# [Request]
All of the data should be output character for character, except the pictures.

[Stored data]
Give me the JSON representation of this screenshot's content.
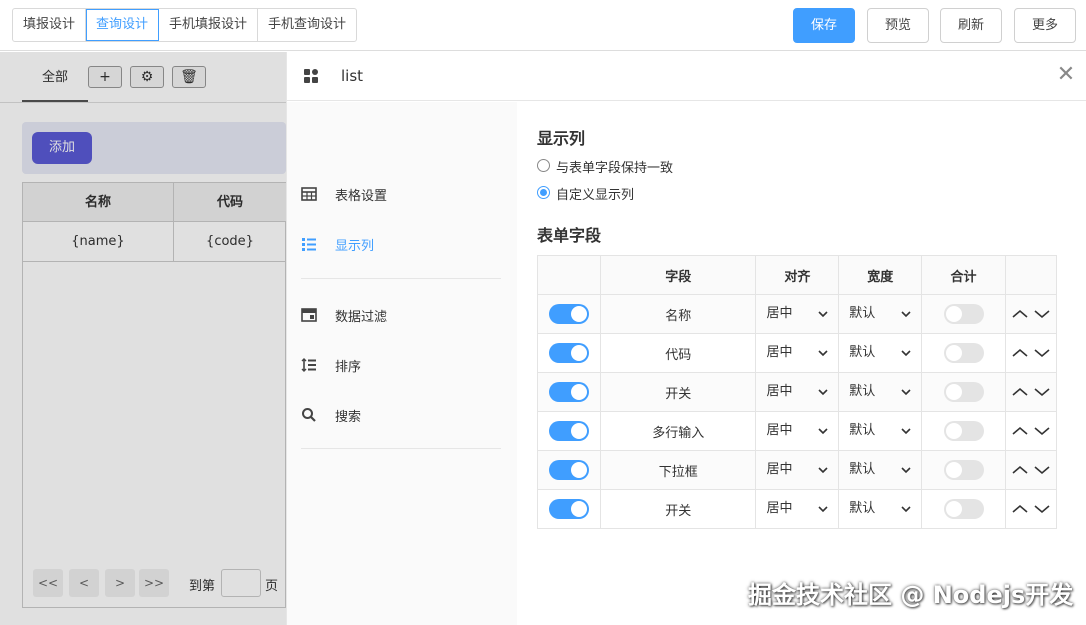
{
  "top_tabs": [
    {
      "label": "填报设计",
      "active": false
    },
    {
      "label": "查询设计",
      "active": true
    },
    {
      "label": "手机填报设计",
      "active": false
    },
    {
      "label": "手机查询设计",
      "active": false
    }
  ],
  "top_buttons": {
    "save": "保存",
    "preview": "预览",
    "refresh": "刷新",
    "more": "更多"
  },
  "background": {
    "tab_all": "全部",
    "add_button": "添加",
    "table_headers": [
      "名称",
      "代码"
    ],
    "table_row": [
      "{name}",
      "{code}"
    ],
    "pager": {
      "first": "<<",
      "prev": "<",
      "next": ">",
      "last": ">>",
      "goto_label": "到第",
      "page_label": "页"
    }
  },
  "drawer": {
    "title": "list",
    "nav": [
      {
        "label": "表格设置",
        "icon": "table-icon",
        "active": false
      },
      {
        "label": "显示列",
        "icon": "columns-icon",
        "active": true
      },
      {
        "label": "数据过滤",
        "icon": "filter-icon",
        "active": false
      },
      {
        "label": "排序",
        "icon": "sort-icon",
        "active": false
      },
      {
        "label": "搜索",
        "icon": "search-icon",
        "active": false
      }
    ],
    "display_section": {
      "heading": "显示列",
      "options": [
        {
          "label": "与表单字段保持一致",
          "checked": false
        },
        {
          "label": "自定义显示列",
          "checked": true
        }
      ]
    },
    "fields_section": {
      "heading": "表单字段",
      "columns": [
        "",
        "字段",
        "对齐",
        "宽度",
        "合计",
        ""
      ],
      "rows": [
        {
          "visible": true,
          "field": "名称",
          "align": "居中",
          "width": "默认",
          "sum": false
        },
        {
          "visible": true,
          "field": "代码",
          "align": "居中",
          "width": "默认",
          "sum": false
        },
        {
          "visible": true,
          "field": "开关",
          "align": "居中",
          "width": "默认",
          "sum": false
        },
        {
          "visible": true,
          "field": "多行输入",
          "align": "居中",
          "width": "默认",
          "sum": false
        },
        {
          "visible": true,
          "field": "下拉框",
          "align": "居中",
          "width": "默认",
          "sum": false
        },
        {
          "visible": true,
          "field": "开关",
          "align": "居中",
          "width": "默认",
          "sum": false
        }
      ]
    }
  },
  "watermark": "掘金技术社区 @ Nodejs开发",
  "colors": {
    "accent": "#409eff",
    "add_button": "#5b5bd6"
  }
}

# [Correct response]
Give me the JSON representation of this screenshot's content.
{
  "top_tabs": [
    {
      "label": "填报设计",
      "active": false
    },
    {
      "label": "查询设计",
      "active": true
    },
    {
      "label": "手机填报设计",
      "active": false
    },
    {
      "label": "手机查询设计",
      "active": false
    }
  ],
  "top_buttons": {
    "save": "保存",
    "preview": "预览",
    "refresh": "刷新",
    "more": "更多"
  },
  "background": {
    "tab_all": "全部",
    "add_button": "添加",
    "table_headers": [
      "名称",
      "代码"
    ],
    "table_row": [
      "{name}",
      "{code}"
    ],
    "pager": {
      "first": "<<",
      "prev": "<",
      "next": ">",
      "last": ">>",
      "goto_label": "到第",
      "page_label": "页"
    }
  },
  "drawer": {
    "title": "list",
    "nav": [
      {
        "label": "表格设置",
        "icon": "table-icon",
        "active": false
      },
      {
        "label": "显示列",
        "icon": "columns-icon",
        "active": true
      },
      {
        "label": "数据过滤",
        "icon": "filter-icon",
        "active": false
      },
      {
        "label": "排序",
        "icon": "sort-icon",
        "active": false
      },
      {
        "label": "搜索",
        "icon": "search-icon",
        "active": false
      }
    ],
    "display_section": {
      "heading": "显示列",
      "options": [
        {
          "label": "与表单字段保持一致",
          "checked": false
        },
        {
          "label": "自定义显示列",
          "checked": true
        }
      ]
    },
    "fields_section": {
      "heading": "表单字段",
      "columns": [
        "",
        "字段",
        "对齐",
        "宽度",
        "合计",
        ""
      ],
      "rows": [
        {
          "visible": true,
          "field": "名称",
          "align": "居中",
          "width": "默认",
          "sum": false
        },
        {
          "visible": true,
          "field": "代码",
          "align": "居中",
          "width": "默认",
          "sum": false
        },
        {
          "visible": true,
          "field": "开关",
          "align": "居中",
          "width": "默认",
          "sum": false
        },
        {
          "visible": true,
          "field": "多行输入",
          "align": "居中",
          "width": "默认",
          "sum": false
        },
        {
          "visible": true,
          "field": "下拉框",
          "align": "居中",
          "width": "默认",
          "sum": false
        },
        {
          "visible": true,
          "field": "开关",
          "align": "居中",
          "width": "默认",
          "sum": false
        }
      ]
    }
  },
  "watermark": "掘金技术社区 @ Nodejs开发",
  "colors": {
    "accent": "#409eff",
    "add_button": "#5b5bd6"
  }
}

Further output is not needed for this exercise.